→ **Work to complete**
From the entries provided below, copy each line that contains the word "安陵君受地于先王而守之".
──────────
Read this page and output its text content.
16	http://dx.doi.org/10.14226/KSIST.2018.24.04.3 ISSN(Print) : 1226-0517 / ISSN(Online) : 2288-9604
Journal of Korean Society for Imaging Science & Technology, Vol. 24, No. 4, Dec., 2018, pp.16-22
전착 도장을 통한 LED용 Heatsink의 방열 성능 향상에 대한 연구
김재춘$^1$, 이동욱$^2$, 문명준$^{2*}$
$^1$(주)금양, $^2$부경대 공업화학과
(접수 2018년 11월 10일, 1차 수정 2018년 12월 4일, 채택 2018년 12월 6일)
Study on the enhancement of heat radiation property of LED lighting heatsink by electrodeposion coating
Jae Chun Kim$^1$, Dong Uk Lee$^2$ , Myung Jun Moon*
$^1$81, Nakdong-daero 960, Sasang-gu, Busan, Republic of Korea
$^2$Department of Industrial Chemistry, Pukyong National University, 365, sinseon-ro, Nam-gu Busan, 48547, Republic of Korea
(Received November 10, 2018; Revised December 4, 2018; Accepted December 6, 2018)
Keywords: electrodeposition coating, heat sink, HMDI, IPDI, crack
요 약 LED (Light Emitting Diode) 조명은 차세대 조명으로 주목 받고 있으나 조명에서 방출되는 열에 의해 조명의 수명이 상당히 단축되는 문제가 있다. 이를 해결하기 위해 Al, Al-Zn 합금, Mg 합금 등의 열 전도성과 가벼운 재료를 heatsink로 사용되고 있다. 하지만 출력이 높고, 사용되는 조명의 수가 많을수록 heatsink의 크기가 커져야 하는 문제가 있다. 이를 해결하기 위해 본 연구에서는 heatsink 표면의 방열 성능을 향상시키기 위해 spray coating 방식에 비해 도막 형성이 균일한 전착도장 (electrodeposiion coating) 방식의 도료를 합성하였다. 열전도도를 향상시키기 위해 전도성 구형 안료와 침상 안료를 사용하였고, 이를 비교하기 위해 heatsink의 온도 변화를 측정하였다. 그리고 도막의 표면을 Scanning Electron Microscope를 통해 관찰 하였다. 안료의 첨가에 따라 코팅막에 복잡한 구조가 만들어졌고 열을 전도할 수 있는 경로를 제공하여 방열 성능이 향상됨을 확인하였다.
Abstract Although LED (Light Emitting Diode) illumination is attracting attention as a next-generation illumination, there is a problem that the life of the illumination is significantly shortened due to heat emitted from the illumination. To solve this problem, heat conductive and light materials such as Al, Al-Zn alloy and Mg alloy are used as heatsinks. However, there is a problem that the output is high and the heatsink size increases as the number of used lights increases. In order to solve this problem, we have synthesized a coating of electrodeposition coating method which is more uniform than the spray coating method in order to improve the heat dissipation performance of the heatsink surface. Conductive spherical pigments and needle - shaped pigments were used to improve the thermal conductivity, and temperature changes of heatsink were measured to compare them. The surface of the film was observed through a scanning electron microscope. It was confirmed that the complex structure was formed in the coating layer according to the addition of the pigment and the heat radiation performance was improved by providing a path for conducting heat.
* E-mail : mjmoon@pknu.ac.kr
──────────
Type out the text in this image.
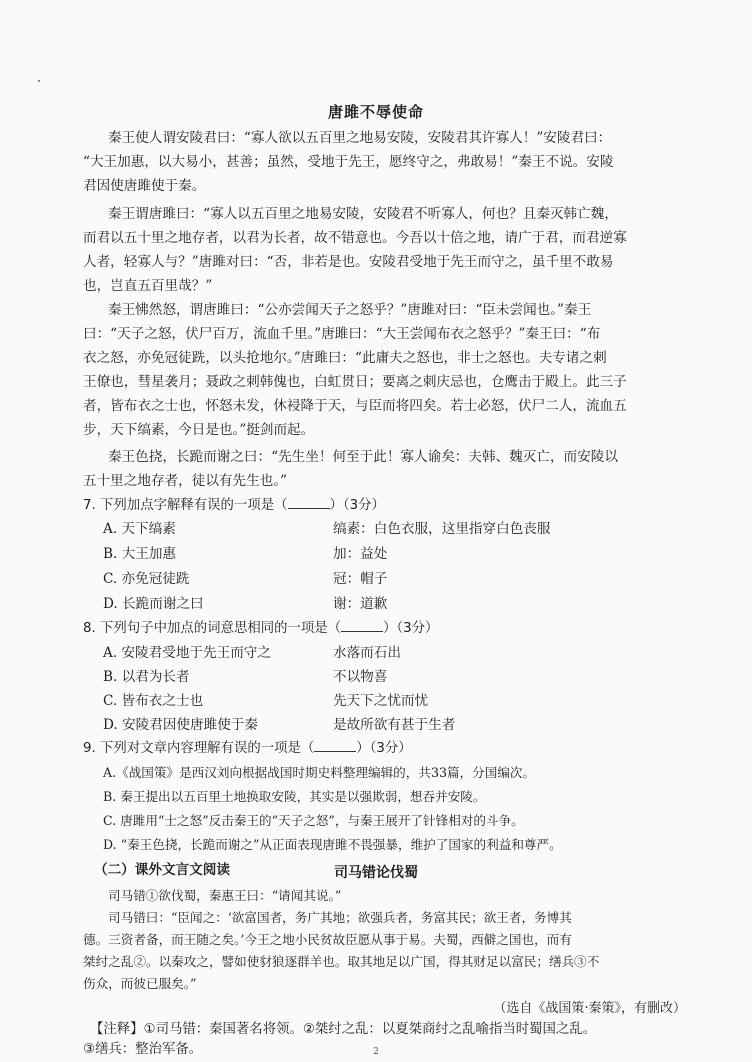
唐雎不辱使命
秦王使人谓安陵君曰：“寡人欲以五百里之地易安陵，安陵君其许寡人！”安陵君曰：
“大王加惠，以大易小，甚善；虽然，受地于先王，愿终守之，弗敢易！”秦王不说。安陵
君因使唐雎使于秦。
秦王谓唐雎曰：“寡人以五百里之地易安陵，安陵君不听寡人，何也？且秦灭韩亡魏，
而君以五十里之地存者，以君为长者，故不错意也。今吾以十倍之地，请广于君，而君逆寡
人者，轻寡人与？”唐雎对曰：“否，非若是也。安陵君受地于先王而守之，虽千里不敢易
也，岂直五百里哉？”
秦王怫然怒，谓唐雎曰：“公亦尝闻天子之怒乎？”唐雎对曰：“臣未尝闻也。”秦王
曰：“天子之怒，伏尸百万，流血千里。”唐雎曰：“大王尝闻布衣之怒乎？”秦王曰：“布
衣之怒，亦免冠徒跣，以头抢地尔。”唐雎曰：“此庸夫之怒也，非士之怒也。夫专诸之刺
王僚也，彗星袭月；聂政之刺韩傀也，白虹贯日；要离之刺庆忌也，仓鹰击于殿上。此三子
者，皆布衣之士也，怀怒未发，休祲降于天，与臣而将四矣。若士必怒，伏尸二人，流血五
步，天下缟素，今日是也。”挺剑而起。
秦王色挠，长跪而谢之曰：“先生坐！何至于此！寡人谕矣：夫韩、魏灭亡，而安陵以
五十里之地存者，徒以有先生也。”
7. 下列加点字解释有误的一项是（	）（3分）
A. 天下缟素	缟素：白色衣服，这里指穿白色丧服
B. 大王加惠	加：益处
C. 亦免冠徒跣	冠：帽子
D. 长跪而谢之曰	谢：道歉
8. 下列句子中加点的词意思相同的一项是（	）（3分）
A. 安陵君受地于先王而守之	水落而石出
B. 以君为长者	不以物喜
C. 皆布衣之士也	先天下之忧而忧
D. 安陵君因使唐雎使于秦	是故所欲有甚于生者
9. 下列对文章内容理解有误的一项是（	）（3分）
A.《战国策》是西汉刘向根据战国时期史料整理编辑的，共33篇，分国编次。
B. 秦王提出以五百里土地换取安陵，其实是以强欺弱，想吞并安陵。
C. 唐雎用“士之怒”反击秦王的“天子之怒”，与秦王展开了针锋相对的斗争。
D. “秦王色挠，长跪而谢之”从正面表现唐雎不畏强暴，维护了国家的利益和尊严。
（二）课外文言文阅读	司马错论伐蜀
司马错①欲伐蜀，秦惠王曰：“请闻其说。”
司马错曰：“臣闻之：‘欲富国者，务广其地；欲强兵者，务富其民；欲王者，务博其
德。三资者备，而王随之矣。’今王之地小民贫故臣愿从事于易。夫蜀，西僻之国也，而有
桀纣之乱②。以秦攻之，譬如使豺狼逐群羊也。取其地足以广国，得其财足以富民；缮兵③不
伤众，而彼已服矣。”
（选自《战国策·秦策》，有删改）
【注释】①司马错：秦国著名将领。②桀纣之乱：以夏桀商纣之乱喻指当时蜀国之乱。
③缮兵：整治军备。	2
──────────
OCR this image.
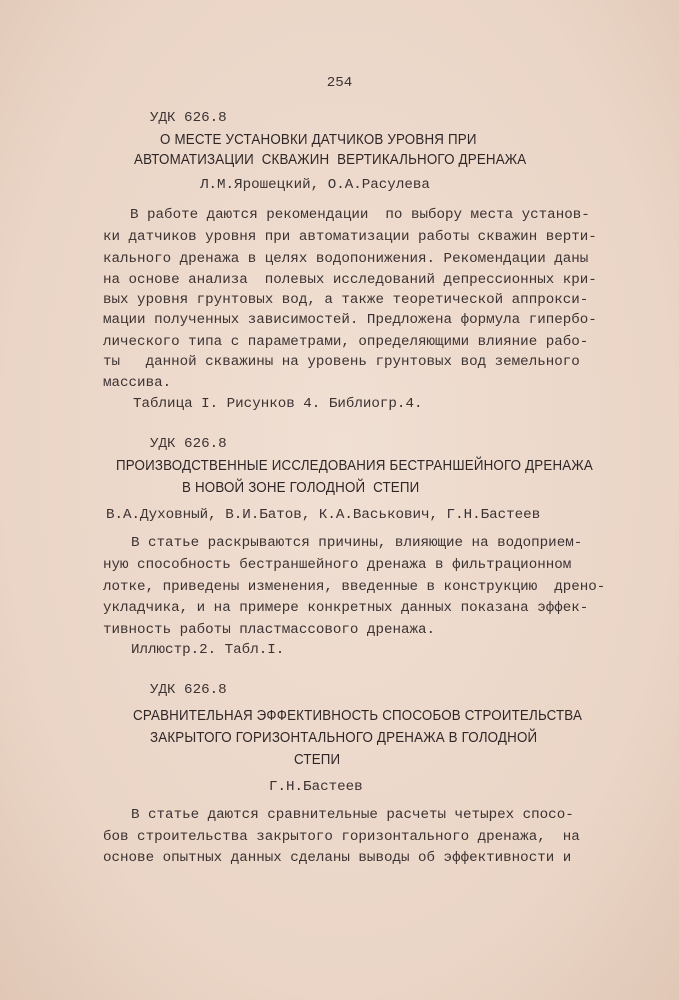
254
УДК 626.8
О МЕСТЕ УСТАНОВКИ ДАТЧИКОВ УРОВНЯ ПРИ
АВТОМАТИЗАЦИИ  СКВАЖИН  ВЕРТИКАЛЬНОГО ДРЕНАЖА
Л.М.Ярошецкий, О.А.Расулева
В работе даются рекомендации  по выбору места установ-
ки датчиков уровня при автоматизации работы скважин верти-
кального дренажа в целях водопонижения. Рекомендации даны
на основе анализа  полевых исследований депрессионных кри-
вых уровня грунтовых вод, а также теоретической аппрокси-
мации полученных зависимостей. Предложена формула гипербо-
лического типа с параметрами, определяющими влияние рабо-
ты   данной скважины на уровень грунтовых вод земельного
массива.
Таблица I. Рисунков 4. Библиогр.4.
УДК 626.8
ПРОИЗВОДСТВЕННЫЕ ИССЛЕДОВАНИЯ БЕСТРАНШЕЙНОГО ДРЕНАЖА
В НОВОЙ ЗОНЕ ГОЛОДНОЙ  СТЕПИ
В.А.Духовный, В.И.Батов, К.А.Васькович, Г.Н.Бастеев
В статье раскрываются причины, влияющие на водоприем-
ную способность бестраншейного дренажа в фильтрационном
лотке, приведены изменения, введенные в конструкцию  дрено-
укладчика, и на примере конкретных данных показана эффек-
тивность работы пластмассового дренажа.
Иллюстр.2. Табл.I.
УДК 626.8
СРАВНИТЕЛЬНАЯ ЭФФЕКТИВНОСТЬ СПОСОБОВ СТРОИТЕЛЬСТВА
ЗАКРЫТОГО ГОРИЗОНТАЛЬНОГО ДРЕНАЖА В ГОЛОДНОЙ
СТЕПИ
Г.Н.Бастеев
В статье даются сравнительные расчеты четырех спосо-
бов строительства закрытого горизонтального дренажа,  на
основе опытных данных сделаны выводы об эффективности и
──────────
→ **Written answer**
人者，轻寡人与？”唐雎对曰：“否，非若是也。安陵君受地于先王而守之，虽千里不敢易
A. 安陵君受地于先王而守之	水落而石出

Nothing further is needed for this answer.